Input records:
▬▬▬▬▬▬▬▬▬▬

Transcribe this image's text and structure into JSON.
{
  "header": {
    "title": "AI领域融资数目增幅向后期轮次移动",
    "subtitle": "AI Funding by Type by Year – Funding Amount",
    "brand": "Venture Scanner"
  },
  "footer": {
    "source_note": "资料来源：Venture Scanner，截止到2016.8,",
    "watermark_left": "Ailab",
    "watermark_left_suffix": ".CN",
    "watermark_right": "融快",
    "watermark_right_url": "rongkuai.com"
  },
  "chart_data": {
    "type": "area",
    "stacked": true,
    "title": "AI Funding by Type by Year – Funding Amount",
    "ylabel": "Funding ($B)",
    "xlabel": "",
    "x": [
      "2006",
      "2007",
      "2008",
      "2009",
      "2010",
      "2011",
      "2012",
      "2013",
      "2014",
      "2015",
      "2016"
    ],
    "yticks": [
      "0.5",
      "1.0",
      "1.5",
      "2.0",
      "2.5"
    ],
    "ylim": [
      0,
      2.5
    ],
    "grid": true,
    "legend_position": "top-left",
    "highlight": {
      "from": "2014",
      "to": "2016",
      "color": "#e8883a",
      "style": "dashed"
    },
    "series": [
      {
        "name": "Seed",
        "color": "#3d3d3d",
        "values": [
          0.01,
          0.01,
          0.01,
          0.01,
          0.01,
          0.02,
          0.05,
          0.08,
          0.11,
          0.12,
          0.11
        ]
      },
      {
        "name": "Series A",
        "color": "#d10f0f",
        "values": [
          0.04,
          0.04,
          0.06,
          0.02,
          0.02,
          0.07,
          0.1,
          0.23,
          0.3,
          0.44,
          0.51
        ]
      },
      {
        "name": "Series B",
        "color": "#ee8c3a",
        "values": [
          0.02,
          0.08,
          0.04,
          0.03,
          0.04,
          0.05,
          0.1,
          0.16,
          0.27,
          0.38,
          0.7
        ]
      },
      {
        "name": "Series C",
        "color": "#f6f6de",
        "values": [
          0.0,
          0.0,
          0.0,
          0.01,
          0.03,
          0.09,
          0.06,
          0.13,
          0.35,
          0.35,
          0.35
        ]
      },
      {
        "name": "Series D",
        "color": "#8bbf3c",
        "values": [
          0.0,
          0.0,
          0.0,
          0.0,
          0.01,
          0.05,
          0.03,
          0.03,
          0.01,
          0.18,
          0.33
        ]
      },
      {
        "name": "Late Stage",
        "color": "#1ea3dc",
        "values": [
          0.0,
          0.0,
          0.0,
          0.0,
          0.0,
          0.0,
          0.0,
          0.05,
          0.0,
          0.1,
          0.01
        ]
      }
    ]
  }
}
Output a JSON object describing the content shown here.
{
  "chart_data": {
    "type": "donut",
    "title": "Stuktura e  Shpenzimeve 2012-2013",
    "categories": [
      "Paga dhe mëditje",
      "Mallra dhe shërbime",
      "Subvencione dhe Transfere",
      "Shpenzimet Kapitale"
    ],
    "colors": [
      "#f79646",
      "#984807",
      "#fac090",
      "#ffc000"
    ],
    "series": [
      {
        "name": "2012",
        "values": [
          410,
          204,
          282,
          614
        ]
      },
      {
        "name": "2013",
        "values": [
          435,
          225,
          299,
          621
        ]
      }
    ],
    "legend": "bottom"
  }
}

▬▬▬▬▬▬▬▬▬▬

Problem:
Copy every record exactly as presented.

Solution:
Transcribe this image's text and structure into JSON.
{
  "header": {
    "title": "AI领域融资数目增幅向后期轮次移动",
    "subtitle": "AI Funding by Type by Year – Funding Amount",
    "brand": "Venture Scanner"
  },
  "footer": {
    "source_note": "资料来源：Venture Scanner，截止到2016.8,",
    "watermark_left": "Ailab",
    "watermark_left_suffix": ".CN",
    "watermark_right": "融快",
    "watermark_right_url": "rongkuai.com"
  },
  "chart_data": {
    "type": "area",
    "stacked": true,
    "title": "AI Funding by Type by Year – Funding Amount",
    "ylabel": "Funding ($B)",
    "xlabel": "",
    "x": [
      "2006",
      "2007",
      "2008",
      "2009",
      "2010",
      "2011",
      "2012",
      "2013",
      "2014",
      "2015",
      "2016"
    ],
    "yticks": [
      "0.5",
      "1.0",
      "1.5",
      "2.0",
      "2.5"
    ],
    "ylim": [
      0,
      2.5
    ],
    "grid": true,
    "legend_position": "top-left",
    "highlight": {
      "from": "2014",
      "to": "2016",
      "color": "#e8883a",
      "style": "dashed"
    },
    "series": [
      {
        "name": "Seed",
        "color": "#3d3d3d",
        "values": [
          0.01,
          0.01,
          0.01,
          0.01,
          0.01,
          0.02,
          0.05,
          0.08,
          0.11,
          0.12,
          0.11
        ]
      },
      {
        "name": "Series A",
        "color": "#d10f0f",
        "values": [
          0.04,
          0.04,
          0.06,
          0.02,
          0.02,
          0.07,
          0.1,
          0.23,
          0.3,
          0.44,
          0.51
        ]
      },
      {
        "name": "Series B",
        "color": "#ee8c3a",
        "values": [
          0.02,
          0.08,
          0.04,
          0.03,
          0.04,
          0.05,
          0.1,
          0.16,
          0.27,
          0.38,
          0.7
        ]
      },
      {
        "name": "Series C",
        "color": "#f6f6de",
        "values": [
          0.0,
          0.0,
          0.0,
          0.01,
          0.03,
          0.09,
          0.06,
          0.13,
          0.35,
          0.35,
          0.35
        ]
      },
      {
        "name": "Series D",
        "color": "#8bbf3c",
        "values": [
          0.0,
          0.0,
          0.0,
          0.0,
          0.01,
          0.05,
          0.03,
          0.03,
          0.01,
          0.18,
          0.33
        ]
      },
      {
        "name": "Late Stage",
        "color": "#1ea3dc",
        "values": [
          0.0,
          0.0,
          0.0,
          0.0,
          0.0,
          0.0,
          0.0,
          0.05,
          0.0,
          0.1,
          0.01
        ]
      }
    ]
  }
}
Output a JSON object describing the content shown here.
{
  "chart_data": {
    "type": "donut",
    "title": "Stuktura e  Shpenzimeve 2012-2013",
    "categories": [
      "Paga dhe mëditje",
      "Mallra dhe shërbime",
      "Subvencione dhe Transfere",
      "Shpenzimet Kapitale"
    ],
    "colors": [
      "#f79646",
      "#984807",
      "#fac090",
      "#ffc000"
    ],
    "series": [
      {
        "name": "2012",
        "values": [
          410,
          204,
          282,
          614
        ]
      },
      {
        "name": "2013",
        "values": [
          435,
          225,
          299,
          621
        ]
      }
    ],
    "legend": "bottom"
  }
}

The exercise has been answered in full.